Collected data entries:

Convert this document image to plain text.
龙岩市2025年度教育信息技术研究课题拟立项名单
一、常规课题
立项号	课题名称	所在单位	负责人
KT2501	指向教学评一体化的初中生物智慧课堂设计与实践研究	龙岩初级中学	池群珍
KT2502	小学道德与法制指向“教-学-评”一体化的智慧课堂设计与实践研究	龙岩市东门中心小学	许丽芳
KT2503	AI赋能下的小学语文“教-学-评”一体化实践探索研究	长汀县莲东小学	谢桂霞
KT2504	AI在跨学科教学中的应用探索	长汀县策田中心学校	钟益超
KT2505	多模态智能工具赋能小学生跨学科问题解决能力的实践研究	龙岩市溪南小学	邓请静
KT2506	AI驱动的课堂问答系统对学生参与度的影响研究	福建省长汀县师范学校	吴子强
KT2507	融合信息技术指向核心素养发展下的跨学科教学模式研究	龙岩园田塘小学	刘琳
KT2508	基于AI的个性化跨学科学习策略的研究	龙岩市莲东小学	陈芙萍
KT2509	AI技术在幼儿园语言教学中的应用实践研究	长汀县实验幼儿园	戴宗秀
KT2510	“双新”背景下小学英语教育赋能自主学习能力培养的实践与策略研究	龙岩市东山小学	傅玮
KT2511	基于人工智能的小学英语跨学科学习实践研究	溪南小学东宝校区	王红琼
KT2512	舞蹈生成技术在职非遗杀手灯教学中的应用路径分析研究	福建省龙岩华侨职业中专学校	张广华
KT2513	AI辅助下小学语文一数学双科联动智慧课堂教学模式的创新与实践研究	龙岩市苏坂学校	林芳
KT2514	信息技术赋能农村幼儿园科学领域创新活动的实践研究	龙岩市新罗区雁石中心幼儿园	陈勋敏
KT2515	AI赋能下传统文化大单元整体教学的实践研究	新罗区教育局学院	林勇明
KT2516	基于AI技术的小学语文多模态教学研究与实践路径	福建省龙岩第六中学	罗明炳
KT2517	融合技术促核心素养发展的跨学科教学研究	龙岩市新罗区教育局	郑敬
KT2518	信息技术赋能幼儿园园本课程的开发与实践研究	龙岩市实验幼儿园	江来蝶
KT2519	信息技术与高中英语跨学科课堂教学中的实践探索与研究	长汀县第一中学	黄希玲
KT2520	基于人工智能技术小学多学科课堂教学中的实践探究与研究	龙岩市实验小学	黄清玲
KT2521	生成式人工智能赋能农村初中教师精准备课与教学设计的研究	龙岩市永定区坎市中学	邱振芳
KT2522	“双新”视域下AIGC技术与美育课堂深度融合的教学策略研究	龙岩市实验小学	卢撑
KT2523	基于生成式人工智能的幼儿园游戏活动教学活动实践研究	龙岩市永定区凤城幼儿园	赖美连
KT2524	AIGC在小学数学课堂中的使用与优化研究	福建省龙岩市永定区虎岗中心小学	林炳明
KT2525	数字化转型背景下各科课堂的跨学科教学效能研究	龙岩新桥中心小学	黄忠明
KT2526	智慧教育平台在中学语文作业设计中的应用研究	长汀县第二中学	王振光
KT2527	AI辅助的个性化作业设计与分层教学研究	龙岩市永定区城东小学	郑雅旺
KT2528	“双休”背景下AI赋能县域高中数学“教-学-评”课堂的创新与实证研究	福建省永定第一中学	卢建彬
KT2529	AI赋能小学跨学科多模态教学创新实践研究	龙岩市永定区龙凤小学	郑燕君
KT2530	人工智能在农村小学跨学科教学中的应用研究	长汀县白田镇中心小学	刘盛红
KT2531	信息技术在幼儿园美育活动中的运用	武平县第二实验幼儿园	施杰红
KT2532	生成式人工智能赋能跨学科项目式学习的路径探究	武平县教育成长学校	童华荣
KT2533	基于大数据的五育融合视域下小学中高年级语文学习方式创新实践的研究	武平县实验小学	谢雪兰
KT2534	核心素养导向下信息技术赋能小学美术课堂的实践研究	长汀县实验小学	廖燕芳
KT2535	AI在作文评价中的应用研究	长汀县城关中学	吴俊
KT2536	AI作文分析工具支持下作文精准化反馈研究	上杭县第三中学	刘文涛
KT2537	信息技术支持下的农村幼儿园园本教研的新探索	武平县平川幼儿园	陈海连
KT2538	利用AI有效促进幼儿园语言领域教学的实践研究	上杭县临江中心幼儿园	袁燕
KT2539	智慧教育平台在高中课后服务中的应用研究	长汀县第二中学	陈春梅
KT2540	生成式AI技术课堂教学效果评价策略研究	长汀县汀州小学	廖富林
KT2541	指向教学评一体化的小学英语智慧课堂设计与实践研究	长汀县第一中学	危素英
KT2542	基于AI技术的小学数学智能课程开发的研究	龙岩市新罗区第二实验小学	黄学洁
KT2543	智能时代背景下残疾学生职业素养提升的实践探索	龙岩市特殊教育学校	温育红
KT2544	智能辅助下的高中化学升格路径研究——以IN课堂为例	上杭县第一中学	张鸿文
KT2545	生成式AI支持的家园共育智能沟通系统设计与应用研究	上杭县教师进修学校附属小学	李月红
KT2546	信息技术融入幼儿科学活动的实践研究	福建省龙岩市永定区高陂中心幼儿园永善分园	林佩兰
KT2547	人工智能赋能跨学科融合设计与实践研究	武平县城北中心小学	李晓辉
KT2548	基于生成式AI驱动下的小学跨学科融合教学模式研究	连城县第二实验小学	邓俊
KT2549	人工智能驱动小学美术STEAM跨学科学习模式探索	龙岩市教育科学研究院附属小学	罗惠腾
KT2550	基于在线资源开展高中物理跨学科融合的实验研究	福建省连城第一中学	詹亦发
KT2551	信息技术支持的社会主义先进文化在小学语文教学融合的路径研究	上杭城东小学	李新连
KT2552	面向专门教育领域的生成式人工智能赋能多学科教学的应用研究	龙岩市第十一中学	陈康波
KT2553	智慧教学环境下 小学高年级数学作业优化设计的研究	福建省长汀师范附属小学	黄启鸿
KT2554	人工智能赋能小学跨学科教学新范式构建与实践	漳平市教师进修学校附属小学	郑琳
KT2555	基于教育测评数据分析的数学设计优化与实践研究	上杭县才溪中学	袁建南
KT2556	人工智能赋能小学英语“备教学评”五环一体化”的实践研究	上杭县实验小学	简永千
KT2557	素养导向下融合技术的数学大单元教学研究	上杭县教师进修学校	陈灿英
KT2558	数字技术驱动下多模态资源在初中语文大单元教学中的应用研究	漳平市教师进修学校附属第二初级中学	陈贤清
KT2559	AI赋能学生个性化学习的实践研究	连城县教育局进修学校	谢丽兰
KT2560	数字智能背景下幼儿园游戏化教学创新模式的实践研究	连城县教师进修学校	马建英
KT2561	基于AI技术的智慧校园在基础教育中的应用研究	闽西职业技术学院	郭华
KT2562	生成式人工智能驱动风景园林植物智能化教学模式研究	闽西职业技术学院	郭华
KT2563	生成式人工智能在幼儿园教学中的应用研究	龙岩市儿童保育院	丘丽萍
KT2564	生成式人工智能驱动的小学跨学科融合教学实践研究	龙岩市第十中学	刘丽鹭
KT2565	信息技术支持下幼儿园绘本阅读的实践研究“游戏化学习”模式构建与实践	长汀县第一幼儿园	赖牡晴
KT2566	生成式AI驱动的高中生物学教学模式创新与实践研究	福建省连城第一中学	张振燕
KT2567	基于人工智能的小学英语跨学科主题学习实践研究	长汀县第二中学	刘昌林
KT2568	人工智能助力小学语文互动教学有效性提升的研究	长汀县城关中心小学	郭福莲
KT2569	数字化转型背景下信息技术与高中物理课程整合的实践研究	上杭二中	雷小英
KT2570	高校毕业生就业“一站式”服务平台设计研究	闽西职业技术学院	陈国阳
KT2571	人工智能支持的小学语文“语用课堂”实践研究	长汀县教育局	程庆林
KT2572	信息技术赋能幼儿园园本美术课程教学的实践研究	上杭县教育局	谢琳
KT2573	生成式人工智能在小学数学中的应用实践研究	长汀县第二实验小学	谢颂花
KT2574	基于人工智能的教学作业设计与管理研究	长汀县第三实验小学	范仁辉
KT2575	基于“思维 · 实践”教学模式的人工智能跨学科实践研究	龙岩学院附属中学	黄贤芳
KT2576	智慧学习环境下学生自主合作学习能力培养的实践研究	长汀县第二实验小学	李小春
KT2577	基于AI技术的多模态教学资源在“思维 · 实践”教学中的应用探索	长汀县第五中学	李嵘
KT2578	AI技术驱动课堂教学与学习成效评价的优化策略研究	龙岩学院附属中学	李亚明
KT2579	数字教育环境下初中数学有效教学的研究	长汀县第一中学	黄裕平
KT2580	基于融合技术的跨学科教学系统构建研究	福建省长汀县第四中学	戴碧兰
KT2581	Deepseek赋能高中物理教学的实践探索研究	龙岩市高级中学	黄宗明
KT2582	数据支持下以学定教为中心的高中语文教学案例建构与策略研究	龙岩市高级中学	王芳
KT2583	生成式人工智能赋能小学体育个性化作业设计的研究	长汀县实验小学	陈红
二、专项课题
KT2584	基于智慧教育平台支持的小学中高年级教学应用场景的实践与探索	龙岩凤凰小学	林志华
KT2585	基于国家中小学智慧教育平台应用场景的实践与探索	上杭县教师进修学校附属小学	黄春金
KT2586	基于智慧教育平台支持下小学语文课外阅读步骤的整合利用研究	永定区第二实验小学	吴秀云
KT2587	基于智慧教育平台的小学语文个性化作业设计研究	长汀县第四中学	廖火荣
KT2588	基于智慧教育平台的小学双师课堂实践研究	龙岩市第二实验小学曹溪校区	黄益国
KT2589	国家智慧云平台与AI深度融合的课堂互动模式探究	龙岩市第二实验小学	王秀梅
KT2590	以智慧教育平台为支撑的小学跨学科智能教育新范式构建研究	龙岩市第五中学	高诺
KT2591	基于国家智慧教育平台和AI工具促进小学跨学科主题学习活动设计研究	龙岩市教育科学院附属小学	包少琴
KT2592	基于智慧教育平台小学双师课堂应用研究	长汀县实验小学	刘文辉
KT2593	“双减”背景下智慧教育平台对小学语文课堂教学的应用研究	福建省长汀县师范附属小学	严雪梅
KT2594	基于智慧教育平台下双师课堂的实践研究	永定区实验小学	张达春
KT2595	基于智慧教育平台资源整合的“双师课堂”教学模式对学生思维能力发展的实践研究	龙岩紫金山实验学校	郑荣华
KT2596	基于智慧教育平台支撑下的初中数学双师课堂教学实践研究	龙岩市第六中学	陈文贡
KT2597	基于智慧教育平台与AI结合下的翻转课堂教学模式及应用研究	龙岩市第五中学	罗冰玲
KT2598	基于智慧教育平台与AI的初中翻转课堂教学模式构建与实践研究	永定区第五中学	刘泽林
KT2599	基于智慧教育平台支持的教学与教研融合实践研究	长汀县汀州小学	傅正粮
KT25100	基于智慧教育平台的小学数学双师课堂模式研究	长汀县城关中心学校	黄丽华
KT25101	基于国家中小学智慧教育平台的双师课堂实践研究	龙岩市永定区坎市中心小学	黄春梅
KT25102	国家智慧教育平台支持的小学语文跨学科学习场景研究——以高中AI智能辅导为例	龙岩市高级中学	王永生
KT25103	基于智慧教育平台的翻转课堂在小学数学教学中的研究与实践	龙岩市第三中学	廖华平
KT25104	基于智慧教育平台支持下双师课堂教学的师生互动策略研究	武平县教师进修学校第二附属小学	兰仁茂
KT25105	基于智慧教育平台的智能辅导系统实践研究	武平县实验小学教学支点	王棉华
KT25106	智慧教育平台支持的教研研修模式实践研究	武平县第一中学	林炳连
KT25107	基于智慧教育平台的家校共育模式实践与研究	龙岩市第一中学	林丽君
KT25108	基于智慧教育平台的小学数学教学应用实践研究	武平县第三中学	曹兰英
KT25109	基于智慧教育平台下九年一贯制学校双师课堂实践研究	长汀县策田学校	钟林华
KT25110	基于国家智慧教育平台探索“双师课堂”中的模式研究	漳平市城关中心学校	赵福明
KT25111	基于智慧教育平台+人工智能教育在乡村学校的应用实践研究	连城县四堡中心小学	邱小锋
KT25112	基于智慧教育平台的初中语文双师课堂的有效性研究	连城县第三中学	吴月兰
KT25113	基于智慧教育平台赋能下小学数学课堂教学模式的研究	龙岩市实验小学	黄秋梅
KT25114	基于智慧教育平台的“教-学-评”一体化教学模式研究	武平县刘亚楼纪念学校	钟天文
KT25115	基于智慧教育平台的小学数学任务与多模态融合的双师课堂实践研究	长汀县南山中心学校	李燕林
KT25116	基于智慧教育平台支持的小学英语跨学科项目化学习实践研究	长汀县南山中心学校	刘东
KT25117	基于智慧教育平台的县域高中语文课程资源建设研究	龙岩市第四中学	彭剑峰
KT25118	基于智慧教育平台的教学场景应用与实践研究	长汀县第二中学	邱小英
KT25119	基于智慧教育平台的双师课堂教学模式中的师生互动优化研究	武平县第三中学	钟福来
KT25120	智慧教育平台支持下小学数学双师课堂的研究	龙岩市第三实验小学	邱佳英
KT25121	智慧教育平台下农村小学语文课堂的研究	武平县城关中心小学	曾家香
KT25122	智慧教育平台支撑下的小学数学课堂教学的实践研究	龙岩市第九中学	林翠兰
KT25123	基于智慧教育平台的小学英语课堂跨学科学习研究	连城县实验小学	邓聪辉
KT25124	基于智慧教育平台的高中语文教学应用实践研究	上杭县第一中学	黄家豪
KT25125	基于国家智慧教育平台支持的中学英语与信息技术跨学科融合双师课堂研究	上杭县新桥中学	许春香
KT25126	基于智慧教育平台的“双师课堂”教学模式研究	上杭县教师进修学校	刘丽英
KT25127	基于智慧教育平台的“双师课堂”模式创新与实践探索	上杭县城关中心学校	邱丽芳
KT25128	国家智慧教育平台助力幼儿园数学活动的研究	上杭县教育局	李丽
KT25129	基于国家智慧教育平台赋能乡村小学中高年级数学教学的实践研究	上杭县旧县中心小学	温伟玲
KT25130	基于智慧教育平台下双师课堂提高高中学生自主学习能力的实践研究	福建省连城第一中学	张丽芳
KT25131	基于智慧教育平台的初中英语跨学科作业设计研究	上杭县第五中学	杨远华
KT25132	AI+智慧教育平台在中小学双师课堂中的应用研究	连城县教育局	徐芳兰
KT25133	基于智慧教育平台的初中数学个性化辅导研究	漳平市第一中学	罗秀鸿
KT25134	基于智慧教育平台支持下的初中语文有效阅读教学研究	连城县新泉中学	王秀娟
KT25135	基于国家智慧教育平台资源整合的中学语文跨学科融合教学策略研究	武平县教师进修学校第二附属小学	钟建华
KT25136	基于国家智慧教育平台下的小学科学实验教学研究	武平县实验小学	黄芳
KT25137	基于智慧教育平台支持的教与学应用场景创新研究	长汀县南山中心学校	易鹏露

#### DIRECTIONS FOR THIS TASK:
Pick out each line above that includes "长汀县汀州小学" and show it.

#### WORKED SOLUTION:
KT2540	生成式AI技术课堂教学效果评价策略研究	长汀县汀州小学	廖富林
KT2599	基于智慧教育平台支持的教学与教研融合实践研究	长汀县汀州小学	傅正粮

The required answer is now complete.